:: 作業指示 ::
- a) 狩猟研究についての本文で、この研究プロジェクトの代表者として挙げられているのは誰ですか。
- b) エントリの最初の行から「calendar-cell: 1 Sunrise: 4:57」を含む行までを、両端の行も含めて、一字一句変えずに繰り返してください。

*** 本文 ***

国立民族学博物館(みんぱく)は、博物館をもった文化人類学・民族学の研究所です。

消費からみた狩猟研究の新展開――野生獣肉の流通と食文化をめぐる応用人類学的研究

研究期間:2016.10-2019.3 代表者 大石高典

研究プロジェクト一覧

キーワード

狩猟活動の多様化、食システム、市場経済

目的

本研究は、現代の日本を含む世界各地における狩猟を、消費の視点からとらえることを目的とする。狩猟は、文化人類学や日本民俗学では、これまで伝統的な生業として捉えられることが多かった。しかし、ブッシュミート交易など農山村地域から都市圏への獣肉供給の需要増大に伴う商業狩猟に加えて、その延長上に国際的な市場流通を視野に入れた産業狩猟も見られるようになってきている。そこで、(1)近年、とくに国内で獣害対策の観点から見直されている狩猟と野生獣肉(ジビエ)の活用をめぐる現場の取り組みを民族誌的な一次データをもとに検討するとともに、(2)世界各地における野生獣肉の流通・消費の事例と比較することで、日本における野生獣肉消費をめぐる動向をグローバルな状況のなかに位置づける。とくに、消費者による野生獣肉の消費のありかたの変化が、解体や分配の方法、狩猟法(狩猟道具や動物の殺し方)、精肉方法とその背景にある衛生概念、流通にかかわる組織の編成、食物や環境に関する人々の意識を変容させている可能性に着目し、海外の関連事例との比較を試みることで、国内における取り組みの独自性と潜在的な問題点について考察を深める。

研究成果

野生鳥獣肉を積極的に食べる文化と食べない文化が存在し、地域によってかなりの違いがあることが確認された。そもそも「獣肉」とはなにか、その対象とする種や食用とする部位の範囲についても文化、地域、時代によって変わる。獣肉の消費の主体も人間に留まらず、犬をはじめとした家畜に与えられることも少なくない。獣肉について考えるには、現在食用としない動物や部位、非食用利用まで含めた人と動物の関係として考える必要がある。その上で、食物としての獣肉は、階級、エスニシティ、ナショナリズム、先住民性、宗教などと深く関わっている。
獣肉食が食文化の中に根付くかどうかは、獣肉がそれぞれの地域社会のなかでどのような位置づけの商品/食物として表象され、象徴的な意味を持っているのかに大きく関わってくる。このようにどの動物のどの部位がいかに利用されたり禁止されるのかは、食物禁忌研究に代表されるように文化に関わる問題だとされてきたが、自然保護、狩猟管理や食品衛生に関わる制度や政策との関係のなかで動態的に把握されることが求められている。

*** データ一覧 ***

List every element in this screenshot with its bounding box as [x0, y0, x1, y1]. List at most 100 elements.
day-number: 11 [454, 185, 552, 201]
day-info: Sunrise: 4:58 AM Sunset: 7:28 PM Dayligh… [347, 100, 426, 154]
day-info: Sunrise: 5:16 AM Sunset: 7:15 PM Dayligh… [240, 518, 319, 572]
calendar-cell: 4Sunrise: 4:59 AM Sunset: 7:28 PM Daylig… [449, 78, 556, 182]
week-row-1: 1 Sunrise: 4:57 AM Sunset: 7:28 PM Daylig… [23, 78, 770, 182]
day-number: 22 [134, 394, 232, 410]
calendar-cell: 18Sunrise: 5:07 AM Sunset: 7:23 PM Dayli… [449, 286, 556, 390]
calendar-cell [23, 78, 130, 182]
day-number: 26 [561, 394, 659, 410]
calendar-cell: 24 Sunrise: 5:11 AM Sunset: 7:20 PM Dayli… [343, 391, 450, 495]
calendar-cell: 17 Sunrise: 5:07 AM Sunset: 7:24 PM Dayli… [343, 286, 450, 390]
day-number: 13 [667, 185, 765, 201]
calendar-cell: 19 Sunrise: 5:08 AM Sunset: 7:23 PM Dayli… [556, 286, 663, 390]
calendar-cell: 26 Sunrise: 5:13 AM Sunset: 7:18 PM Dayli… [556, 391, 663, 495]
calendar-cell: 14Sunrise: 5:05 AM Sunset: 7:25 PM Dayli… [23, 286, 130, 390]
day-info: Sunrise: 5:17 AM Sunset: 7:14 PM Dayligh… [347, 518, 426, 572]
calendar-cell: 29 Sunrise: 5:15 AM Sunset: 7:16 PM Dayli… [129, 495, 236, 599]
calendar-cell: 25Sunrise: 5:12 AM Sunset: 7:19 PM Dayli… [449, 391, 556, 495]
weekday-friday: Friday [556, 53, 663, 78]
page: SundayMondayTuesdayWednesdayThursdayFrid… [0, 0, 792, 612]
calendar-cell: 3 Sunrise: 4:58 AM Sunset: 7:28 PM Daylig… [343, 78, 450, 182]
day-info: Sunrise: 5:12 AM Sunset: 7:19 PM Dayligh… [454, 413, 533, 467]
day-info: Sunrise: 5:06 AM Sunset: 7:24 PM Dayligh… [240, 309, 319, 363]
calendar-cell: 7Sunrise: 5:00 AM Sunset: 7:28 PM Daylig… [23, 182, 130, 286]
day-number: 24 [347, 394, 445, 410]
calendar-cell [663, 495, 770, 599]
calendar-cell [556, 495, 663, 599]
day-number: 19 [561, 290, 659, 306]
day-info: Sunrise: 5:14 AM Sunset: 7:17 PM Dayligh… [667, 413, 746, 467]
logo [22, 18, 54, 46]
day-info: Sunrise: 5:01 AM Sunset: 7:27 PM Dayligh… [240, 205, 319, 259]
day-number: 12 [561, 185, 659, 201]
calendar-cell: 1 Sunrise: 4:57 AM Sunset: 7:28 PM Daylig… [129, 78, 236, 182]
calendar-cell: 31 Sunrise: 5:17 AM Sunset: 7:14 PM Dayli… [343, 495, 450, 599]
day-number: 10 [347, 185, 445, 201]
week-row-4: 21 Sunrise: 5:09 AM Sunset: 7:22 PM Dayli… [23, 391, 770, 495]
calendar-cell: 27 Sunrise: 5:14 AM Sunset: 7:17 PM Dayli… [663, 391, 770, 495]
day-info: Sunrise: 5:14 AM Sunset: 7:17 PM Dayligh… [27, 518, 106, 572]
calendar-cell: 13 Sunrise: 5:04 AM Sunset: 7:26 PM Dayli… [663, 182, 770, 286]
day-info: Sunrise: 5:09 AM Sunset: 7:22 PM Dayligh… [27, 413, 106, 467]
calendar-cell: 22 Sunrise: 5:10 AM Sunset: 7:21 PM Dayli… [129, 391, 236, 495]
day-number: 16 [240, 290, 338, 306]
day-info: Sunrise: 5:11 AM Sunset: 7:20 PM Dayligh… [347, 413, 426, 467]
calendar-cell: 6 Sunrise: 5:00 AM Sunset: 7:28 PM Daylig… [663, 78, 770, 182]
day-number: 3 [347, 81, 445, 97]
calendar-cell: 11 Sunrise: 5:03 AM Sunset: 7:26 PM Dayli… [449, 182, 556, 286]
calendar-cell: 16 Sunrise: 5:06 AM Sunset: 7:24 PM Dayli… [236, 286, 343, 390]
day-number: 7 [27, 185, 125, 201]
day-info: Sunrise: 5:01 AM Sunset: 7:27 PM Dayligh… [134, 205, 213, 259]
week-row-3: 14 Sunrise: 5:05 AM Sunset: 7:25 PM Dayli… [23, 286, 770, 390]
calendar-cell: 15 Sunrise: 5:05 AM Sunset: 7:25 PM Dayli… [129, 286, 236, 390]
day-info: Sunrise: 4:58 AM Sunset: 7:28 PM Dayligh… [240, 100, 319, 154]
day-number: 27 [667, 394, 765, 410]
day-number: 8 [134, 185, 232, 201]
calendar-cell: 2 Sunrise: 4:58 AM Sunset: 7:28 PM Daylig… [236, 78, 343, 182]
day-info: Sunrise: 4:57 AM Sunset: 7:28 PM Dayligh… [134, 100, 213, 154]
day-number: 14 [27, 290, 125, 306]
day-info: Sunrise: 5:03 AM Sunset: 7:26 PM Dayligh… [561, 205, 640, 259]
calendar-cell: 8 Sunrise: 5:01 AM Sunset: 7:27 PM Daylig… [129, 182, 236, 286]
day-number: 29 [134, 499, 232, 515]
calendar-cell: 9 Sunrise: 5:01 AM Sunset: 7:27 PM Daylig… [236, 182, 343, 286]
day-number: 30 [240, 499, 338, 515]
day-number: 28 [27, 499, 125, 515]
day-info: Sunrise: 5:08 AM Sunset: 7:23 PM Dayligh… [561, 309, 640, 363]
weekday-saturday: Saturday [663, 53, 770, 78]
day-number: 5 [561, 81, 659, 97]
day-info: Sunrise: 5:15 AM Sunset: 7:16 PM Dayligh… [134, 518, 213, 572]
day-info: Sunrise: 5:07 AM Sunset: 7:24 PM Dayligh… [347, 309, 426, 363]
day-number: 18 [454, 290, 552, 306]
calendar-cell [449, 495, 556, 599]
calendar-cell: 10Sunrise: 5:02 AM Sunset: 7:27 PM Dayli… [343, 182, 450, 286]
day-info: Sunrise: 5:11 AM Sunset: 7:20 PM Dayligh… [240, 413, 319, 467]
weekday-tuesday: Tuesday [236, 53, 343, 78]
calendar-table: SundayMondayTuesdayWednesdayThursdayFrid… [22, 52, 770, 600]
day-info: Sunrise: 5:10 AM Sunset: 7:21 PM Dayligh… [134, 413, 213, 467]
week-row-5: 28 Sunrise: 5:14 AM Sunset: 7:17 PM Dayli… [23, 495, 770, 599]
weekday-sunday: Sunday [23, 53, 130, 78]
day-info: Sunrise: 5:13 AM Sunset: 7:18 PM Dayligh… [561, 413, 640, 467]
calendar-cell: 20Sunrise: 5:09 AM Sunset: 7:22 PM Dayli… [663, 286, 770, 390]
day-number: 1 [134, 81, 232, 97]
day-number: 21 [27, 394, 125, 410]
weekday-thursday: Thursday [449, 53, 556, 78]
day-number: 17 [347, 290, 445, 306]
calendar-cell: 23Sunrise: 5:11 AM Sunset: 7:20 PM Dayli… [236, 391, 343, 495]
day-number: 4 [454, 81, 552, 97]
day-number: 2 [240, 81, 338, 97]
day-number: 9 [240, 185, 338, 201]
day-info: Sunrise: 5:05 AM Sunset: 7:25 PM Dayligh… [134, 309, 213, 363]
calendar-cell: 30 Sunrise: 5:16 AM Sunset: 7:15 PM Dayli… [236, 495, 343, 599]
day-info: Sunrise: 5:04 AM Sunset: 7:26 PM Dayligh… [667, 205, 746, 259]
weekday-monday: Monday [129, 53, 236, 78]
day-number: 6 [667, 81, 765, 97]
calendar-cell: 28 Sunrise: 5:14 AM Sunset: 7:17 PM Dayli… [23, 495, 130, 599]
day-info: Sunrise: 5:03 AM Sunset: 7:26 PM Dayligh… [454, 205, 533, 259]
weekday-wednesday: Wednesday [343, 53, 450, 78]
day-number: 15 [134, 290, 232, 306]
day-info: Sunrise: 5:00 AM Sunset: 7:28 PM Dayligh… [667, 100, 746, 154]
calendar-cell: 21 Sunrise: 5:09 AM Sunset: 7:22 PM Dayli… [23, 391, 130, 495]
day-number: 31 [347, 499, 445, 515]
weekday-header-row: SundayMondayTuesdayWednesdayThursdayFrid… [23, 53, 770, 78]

***

:: 解答 ::
- a) 大石高典

- b)
List every element in this screenshot with its bounding box as [x0, y0, x1, y1]. List at most 100 elements.
day-number: 11 [454, 185, 552, 201]
day-info: Sunrise: 4:58 AM Sunset: 7:28 PM Dayligh… [347, 100, 426, 154]
day-info: Sunrise: 5:16 AM Sunset: 7:15 PM Dayligh… [240, 518, 319, 572]
calendar-cell: 4Sunrise: 4:59 AM Sunset: 7:28 PM Daylig… [449, 78, 556, 182]
week-row-1: 1 Sunrise: 4:57 AM Sunset: 7:28 PM Daylig… [23, 78, 770, 182]
day-number: 22 [134, 394, 232, 410]
calendar-cell: 18Sunrise: 5:07 AM Sunset: 7:23 PM Dayli… [449, 286, 556, 390]
calendar-cell [23, 78, 130, 182]
day-number: 26 [561, 394, 659, 410]
calendar-cell: 24 Sunrise: 5:11 AM Sunset: 7:20 PM Dayli… [343, 391, 450, 495]
calendar-cell: 17 Sunrise: 5:07 AM Sunset: 7:24 PM Dayli… [343, 286, 450, 390]
day-number: 13 [667, 185, 765, 201]
calendar-cell: 19 Sunrise: 5:08 AM Sunset: 7:23 PM Dayli… [556, 286, 663, 390]
calendar-cell: 26 Sunrise: 5:13 AM Sunset: 7:18 PM Dayli… [556, 391, 663, 495]
calendar-cell: 14Sunrise: 5:05 AM Sunset: 7:25 PM Dayli… [23, 286, 130, 390]
day-info: Sunrise: 5:17 AM Sunset: 7:14 PM Dayligh… [347, 518, 426, 572]
calendar-cell: 29 Sunrise: 5:15 AM Sunset: 7:16 PM Dayli… [129, 495, 236, 599]
calendar-cell: 25Sunrise: 5:12 AM Sunset: 7:19 PM Dayli… [449, 391, 556, 495]
weekday-friday: Friday [556, 53, 663, 78]
page: SundayMondayTuesdayWednesdayThursdayFrid… [0, 0, 792, 612]
calendar-cell: 3 Sunrise: 4:58 AM Sunset: 7:28 PM Daylig… [343, 78, 450, 182]
day-info: Sunrise: 5:12 AM Sunset: 7:19 PM Dayligh… [454, 413, 533, 467]
day-info: Sunrise: 5:06 AM Sunset: 7:24 PM Dayligh… [240, 309, 319, 363]
calendar-cell: 7Sunrise: 5:00 AM Sunset: 7:28 PM Daylig… [23, 182, 130, 286]
day-number: 24 [347, 394, 445, 410]
calendar-cell [663, 495, 770, 599]
calendar-cell [556, 495, 663, 599]
day-number: 19 [561, 290, 659, 306]
day-info: Sunrise: 5:14 AM Sunset: 7:17 PM Dayligh… [667, 413, 746, 467]
logo [22, 18, 54, 46]
day-info: Sunrise: 5:01 AM Sunset: 7:27 PM Dayligh… [240, 205, 319, 259]
day-number: 12 [561, 185, 659, 201]
calendar-cell: 1 Sunrise: 4:57 AM Sunset: 7:28 PM Daylig… [129, 78, 236, 182]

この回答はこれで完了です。